_Information supplied_:
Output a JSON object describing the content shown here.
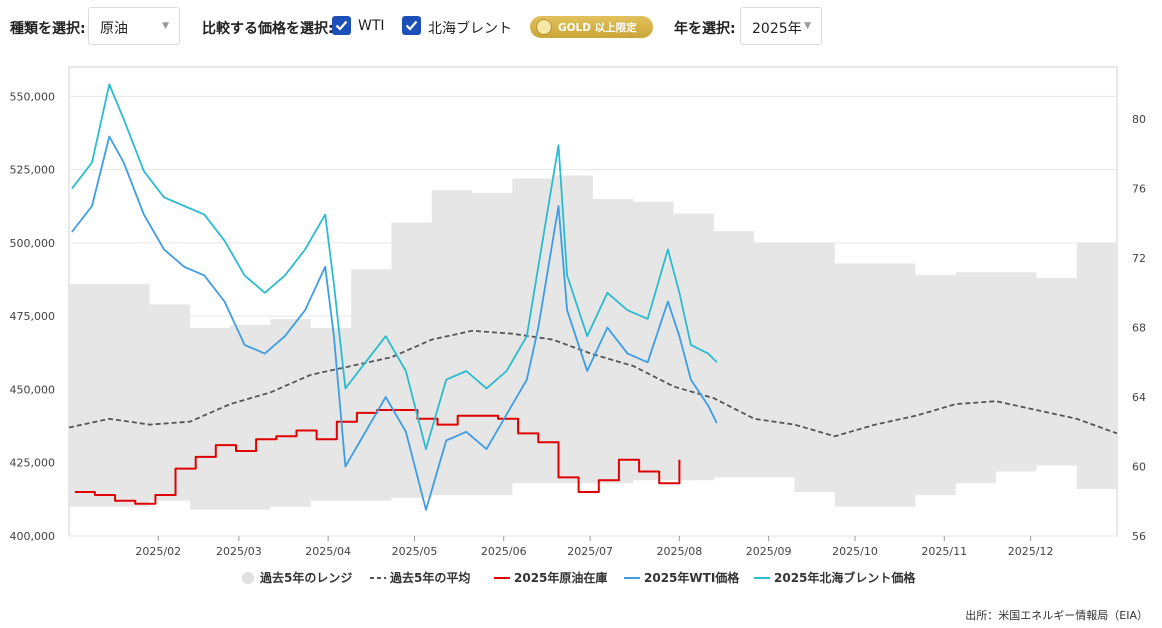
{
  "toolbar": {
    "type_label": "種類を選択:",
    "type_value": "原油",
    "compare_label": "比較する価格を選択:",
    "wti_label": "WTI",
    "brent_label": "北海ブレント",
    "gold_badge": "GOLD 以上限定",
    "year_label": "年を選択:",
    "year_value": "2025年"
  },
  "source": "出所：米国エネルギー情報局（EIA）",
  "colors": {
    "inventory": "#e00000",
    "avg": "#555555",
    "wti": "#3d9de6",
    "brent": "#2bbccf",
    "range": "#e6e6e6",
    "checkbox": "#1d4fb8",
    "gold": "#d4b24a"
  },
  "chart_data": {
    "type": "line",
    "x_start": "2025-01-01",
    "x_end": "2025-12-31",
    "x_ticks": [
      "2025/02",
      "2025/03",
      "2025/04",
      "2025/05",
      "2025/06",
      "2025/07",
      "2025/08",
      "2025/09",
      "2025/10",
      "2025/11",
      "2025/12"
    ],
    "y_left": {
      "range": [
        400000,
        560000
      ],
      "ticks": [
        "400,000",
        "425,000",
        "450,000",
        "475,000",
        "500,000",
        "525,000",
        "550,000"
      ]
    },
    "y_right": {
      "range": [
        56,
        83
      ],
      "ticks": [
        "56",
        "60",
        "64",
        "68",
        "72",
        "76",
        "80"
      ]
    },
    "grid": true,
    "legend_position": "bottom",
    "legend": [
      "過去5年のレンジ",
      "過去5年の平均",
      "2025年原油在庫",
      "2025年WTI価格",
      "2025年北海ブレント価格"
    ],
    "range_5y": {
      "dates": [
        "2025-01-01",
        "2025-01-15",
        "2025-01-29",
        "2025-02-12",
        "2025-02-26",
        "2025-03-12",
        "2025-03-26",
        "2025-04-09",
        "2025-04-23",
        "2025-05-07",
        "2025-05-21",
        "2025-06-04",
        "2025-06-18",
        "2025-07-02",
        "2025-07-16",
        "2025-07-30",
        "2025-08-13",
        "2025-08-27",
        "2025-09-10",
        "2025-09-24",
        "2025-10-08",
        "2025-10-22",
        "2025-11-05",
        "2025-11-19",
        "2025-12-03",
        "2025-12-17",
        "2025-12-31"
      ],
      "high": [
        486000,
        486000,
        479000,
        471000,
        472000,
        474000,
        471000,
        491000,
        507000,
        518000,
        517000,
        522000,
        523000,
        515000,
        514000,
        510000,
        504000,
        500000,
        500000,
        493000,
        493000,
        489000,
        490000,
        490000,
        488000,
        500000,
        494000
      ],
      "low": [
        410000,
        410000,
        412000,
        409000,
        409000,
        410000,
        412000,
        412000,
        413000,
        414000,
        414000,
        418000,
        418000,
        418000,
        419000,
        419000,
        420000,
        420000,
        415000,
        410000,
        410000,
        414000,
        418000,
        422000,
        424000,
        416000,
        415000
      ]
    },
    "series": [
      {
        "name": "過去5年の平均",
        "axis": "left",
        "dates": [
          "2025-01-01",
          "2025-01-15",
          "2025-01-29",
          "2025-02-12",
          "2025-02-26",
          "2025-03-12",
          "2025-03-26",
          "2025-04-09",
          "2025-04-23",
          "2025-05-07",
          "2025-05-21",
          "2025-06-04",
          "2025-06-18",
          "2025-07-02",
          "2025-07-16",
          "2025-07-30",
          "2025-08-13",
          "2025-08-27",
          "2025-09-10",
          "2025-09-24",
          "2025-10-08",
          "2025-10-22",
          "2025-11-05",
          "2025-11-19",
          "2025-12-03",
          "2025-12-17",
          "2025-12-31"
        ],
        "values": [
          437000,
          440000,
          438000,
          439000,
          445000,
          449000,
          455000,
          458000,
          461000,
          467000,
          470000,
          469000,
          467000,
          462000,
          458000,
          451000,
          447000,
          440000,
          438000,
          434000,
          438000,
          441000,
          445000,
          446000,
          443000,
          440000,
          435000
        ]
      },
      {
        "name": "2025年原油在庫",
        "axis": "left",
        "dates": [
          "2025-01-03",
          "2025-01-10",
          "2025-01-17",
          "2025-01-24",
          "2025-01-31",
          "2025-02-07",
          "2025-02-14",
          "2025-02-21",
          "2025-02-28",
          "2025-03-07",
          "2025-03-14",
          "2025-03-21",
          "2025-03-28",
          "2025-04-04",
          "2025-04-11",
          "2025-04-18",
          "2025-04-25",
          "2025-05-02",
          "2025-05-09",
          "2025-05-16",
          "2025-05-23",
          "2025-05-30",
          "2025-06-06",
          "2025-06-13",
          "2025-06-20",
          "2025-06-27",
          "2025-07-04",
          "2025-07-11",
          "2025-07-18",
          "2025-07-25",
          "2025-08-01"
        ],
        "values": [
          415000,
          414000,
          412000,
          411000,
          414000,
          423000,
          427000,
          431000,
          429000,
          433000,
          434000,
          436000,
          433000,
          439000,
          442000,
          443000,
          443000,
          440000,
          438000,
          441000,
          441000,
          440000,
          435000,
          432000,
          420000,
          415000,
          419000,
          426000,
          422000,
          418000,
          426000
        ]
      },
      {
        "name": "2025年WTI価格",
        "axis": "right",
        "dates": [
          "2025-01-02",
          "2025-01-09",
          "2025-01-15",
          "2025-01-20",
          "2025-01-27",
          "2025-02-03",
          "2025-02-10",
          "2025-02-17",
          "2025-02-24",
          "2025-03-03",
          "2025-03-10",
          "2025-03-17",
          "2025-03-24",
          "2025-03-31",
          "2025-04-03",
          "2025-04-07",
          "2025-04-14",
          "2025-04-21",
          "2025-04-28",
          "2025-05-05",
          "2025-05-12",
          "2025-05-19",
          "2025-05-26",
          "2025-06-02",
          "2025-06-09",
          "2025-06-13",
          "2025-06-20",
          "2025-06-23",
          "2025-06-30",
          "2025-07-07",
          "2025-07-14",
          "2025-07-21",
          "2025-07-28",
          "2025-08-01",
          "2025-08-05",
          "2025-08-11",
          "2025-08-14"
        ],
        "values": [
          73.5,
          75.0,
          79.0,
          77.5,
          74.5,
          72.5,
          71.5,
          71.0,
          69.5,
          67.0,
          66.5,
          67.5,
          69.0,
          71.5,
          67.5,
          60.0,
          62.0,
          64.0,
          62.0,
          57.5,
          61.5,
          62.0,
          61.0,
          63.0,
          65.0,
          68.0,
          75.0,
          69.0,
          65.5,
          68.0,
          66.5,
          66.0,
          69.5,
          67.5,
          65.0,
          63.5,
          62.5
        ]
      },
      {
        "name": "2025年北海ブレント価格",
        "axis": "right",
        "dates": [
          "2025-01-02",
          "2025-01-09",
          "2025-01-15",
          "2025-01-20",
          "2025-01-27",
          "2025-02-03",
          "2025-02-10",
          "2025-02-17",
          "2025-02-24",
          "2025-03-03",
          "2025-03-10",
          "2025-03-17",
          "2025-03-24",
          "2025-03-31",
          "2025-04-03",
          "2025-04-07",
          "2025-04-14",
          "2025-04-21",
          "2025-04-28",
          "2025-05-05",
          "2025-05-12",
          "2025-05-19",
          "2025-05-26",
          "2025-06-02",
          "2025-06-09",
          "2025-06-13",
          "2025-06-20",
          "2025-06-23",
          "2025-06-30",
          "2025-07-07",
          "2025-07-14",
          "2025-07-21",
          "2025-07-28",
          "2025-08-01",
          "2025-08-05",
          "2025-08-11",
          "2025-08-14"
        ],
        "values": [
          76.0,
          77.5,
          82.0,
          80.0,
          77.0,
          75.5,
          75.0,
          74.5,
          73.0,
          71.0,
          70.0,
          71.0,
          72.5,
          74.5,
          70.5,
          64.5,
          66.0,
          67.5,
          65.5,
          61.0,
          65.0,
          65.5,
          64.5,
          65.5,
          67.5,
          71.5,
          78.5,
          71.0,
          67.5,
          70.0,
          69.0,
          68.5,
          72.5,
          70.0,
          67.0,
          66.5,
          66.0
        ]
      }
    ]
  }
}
* * *
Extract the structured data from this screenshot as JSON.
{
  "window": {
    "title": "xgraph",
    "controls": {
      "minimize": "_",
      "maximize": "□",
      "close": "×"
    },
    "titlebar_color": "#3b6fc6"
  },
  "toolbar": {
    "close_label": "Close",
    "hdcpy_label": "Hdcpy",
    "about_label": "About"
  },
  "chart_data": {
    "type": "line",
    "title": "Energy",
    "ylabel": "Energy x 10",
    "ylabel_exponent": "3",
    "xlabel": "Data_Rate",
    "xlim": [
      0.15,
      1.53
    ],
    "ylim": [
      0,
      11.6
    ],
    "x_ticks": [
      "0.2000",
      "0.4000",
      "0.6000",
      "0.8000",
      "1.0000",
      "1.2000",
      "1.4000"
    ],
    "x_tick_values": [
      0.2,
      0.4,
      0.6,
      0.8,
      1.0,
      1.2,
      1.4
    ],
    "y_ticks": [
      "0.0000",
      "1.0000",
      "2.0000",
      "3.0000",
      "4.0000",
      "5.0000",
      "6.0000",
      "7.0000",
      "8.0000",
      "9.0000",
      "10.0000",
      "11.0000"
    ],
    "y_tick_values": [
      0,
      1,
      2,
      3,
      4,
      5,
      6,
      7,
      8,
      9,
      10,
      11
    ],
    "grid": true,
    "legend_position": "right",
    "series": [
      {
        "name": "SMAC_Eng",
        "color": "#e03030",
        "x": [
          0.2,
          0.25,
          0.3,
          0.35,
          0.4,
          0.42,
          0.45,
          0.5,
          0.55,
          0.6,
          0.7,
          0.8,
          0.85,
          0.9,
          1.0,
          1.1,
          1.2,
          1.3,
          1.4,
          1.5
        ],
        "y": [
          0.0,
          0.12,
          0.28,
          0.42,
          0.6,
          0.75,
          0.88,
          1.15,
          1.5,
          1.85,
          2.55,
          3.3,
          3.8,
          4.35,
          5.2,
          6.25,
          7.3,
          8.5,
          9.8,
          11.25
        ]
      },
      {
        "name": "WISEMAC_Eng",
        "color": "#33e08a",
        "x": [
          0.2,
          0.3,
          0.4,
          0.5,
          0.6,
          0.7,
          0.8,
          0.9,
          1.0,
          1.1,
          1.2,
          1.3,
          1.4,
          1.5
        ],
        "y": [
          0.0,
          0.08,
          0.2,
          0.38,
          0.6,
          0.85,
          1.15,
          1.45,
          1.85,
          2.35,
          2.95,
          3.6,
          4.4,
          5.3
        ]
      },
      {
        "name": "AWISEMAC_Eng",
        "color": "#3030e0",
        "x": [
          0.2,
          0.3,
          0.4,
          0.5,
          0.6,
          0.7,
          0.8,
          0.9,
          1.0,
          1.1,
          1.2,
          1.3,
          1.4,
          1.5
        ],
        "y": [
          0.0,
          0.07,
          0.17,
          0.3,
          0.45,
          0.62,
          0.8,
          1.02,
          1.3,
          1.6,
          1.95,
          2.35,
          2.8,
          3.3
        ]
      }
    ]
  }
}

_Problem description_: Wherever the string "JSON" appears in the entries above, list that line.

_Response to the task_:
Output a JSON object describing the content shown here.
Extract the structured data from this screenshot as JSON.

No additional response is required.